== Work to be completed ==
Repeat, exactly and completely, the entries shown underneath.
:: Material shown ::
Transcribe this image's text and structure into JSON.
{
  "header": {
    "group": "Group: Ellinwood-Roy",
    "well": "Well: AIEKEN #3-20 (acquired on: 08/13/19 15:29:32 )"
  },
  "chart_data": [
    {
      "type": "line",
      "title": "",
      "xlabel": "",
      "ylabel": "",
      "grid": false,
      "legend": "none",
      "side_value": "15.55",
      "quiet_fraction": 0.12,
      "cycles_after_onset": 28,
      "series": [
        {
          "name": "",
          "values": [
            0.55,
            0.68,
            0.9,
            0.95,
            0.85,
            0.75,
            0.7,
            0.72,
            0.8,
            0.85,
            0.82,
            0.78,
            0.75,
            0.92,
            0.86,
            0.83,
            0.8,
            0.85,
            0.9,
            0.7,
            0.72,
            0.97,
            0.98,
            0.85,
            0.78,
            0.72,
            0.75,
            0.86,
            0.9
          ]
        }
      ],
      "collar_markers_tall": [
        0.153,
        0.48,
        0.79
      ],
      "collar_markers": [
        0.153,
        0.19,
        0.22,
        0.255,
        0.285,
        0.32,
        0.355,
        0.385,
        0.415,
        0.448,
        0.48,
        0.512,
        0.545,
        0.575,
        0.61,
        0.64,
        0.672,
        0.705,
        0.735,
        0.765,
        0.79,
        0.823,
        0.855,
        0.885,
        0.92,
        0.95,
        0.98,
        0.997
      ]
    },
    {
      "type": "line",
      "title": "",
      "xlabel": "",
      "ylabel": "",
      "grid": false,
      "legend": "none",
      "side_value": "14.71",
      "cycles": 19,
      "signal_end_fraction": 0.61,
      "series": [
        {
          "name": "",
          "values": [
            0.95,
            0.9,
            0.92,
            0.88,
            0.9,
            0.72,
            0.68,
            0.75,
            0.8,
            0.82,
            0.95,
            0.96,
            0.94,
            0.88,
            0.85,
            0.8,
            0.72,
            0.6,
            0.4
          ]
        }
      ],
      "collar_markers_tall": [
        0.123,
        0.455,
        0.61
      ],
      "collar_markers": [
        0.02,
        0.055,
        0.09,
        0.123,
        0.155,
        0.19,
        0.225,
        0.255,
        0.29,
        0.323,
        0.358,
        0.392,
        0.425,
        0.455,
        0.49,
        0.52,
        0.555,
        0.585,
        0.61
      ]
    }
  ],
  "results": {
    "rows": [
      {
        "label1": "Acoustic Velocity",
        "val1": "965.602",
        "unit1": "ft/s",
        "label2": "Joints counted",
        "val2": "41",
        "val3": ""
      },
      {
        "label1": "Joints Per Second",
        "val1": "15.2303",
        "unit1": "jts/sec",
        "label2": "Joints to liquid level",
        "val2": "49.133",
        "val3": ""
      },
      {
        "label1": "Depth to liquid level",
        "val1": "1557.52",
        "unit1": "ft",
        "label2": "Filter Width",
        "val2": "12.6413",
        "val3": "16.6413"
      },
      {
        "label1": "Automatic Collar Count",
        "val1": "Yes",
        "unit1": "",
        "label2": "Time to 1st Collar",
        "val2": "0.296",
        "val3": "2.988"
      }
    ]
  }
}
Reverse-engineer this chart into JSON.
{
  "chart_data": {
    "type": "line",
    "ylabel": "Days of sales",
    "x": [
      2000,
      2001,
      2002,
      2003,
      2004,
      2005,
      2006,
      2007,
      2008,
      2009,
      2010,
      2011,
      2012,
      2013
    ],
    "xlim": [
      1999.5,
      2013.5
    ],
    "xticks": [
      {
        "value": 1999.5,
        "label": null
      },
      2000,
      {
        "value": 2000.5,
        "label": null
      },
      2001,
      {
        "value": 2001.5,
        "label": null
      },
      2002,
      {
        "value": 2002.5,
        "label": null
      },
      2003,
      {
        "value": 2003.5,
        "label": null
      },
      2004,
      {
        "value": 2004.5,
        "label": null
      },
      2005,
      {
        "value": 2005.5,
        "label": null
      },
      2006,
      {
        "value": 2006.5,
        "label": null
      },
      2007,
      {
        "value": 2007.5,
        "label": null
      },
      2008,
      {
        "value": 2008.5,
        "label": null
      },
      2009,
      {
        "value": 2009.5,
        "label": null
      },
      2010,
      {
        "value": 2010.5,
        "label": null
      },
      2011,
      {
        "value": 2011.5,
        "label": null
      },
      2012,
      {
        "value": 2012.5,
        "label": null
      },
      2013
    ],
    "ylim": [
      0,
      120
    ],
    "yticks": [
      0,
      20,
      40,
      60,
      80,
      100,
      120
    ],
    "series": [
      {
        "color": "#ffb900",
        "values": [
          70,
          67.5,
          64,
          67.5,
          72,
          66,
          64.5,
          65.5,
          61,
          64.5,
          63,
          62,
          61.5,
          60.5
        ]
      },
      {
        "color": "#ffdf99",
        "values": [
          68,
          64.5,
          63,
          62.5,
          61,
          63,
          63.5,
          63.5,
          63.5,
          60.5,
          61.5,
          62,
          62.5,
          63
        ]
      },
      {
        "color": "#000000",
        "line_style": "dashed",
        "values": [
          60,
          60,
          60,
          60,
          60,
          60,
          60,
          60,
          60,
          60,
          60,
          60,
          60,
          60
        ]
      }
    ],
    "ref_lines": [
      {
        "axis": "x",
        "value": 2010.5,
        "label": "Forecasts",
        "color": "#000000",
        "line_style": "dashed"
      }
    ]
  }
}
:::
== Problem solution ==
Transcribe this image's text and structure into JSON.
{
  "header": {
    "group": "Group: Ellinwood-Roy",
    "well": "Well: AIEKEN #3-20 (acquired on: 08/13/19 15:29:32 )"
  },
  "chart_data": [
    {
      "type": "line",
      "title": "",
      "xlabel": "",
      "ylabel": "",
      "grid": false,
      "legend": "none",
      "side_value": "15.55",
      "quiet_fraction": 0.12,
      "cycles_after_onset": 28,
      "series": [
        {
          "name": "",
          "values": [
            0.55,
            0.68,
            0.9,
            0.95,
            0.85,
            0.75,
            0.7,
            0.72,
            0.8,
            0.85,
            0.82,
            0.78,
            0.75,
            0.92,
            0.86,
            0.83,
            0.8,
            0.85,
            0.9,
            0.7,
            0.72,
            0.97,
            0.98,
            0.85,
            0.78,
            0.72,
            0.75,
            0.86,
            0.9
          ]
        }
      ],
      "collar_markers_tall": [
        0.153,
        0.48,
        0.79
      ],
      "collar_markers": [
        0.153,
        0.19,
        0.22,
        0.255,
        0.285,
        0.32,
        0.355,
        0.385,
        0.415,
        0.448,
        0.48,
        0.512,
        0.545,
        0.575,
        0.61,
        0.64,
        0.672,
        0.705,
        0.735,
        0.765,
        0.79,
        0.823,
        0.855,
        0.885,
        0.92,
        0.95,
        0.98,
        0.997
      ]
    },
    {
      "type": "line",
      "title": "",
      "xlabel": "",
      "ylabel": "",
      "grid": false,
      "legend": "none",
      "side_value": "14.71",
      "cycles": 19,
      "signal_end_fraction": 0.61,
      "series": [
        {
          "name": "",
          "values": [
            0.95,
            0.9,
            0.92,
            0.88,
            0.9,
            0.72,
            0.68,
            0.75,
            0.8,
            0.82,
            0.95,
            0.96,
            0.94,
            0.88,
            0.85,
            0.8,
            0.72,
            0.6,
            0.4
          ]
        }
      ],
      "collar_markers_tall": [
        0.123,
        0.455,
        0.61
      ],
      "collar_markers": [
        0.02,
        0.055,
        0.09,
        0.123,
        0.155,
        0.19,
        0.225,
        0.255,
        0.29,
        0.323,
        0.358,
        0.392,
        0.425,
        0.455,
        0.49,
        0.52,
        0.555,
        0.585,
        0.61
      ]
    }
  ],
  "results": {
    "rows": [
      {
        "label1": "Acoustic Velocity",
        "val1": "965.602",
        "unit1": "ft/s",
        "label2": "Joints counted",
        "val2": "41",
        "val3": ""
      },
      {
        "label1": "Joints Per Second",
        "val1": "15.2303",
        "unit1": "jts/sec",
        "label2": "Joints to liquid level",
        "val2": "49.133",
        "val3": ""
      },
      {
        "label1": "Depth to liquid level",
        "val1": "1557.52",
        "unit1": "ft",
        "label2": "Filter Width",
        "val2": "12.6413",
        "val3": "16.6413"
      },
      {
        "label1": "Automatic Collar Count",
        "val1": "Yes",
        "unit1": "",
        "label2": "Time to 1st Collar",
        "val2": "0.296",
        "val3": "2.988"
      }
    ]
  }
}
Reverse-engineer this chart into JSON.
{
  "chart_data": {
    "type": "line",
    "ylabel": "Days of sales",
    "x": [
      2000,
      2001,
      2002,
      2003,
      2004,
      2005,
      2006,
      2007,
      2008,
      2009,
      2010,
      2011,
      2012,
      2013
    ],
    "xlim": [
      1999.5,
      2013.5
    ],
    "xticks": [
      {
        "value": 1999.5,
        "label": null
      },
      2000,
      {
        "value": 2000.5,
        "label": null
      },
      2001,
      {
        "value": 2001.5,
        "label": null
      },
      2002,
      {
        "value": 2002.5,
        "label": null
      },
      2003,
      {
        "value": 2003.5,
        "label": null
      },
      2004,
      {
        "value": 2004.5,
        "label": null
      },
      2005,
      {
        "value": 2005.5,
        "label": null
      },
      2006,
      {
        "value": 2006.5,
        "label": null
      },
      2007,
      {
        "value": 2007.5,
        "label": null
      },
      2008,
      {
        "value": 2008.5,
        "label": null
      },
      2009,
      {
        "value": 2009.5,
        "label": null
      },
      2010,
      {
        "value": 2010.5,
        "label": null
      },
      2011,
      {
        "value": 2011.5,
        "label": null
      },
      2012,
      {
        "value": 2012.5,
        "label": null
      },
      2013
    ],
    "ylim": [
      0,
      120
    ],
    "yticks": [
      0,
      20,
      40,
      60,
      80,
      100,
      120
    ],
    "series": [
      {
        "color": "#ffb900",
        "values": [
          70,
          67.5,
          64,
          67.5,
          72,
          66,
          64.5,
          65.5,
          61,
          64.5,
          63,
          62,
          61.5,
          60.5
        ]
      },
      {
        "color": "#ffdf99",
        "values": [
          68,
          64.5,
          63,
          62.5,
          61,
          63,
          63.5,
          63.5,
          63.5,
          60.5,
          61.5,
          62,
          62.5,
          63
        ]
      },
      {
        "color": "#000000",
        "line_style": "dashed",
        "values": [
          60,
          60,
          60,
          60,
          60,
          60,
          60,
          60,
          60,
          60,
          60,
          60,
          60,
          60
        ]
      }
    ],
    "ref_lines": [
      {
        "axis": "x",
        "value": 2010.5,
        "label": "Forecasts",
        "color": "#000000",
        "line_style": "dashed"
      }
    ]
  }
}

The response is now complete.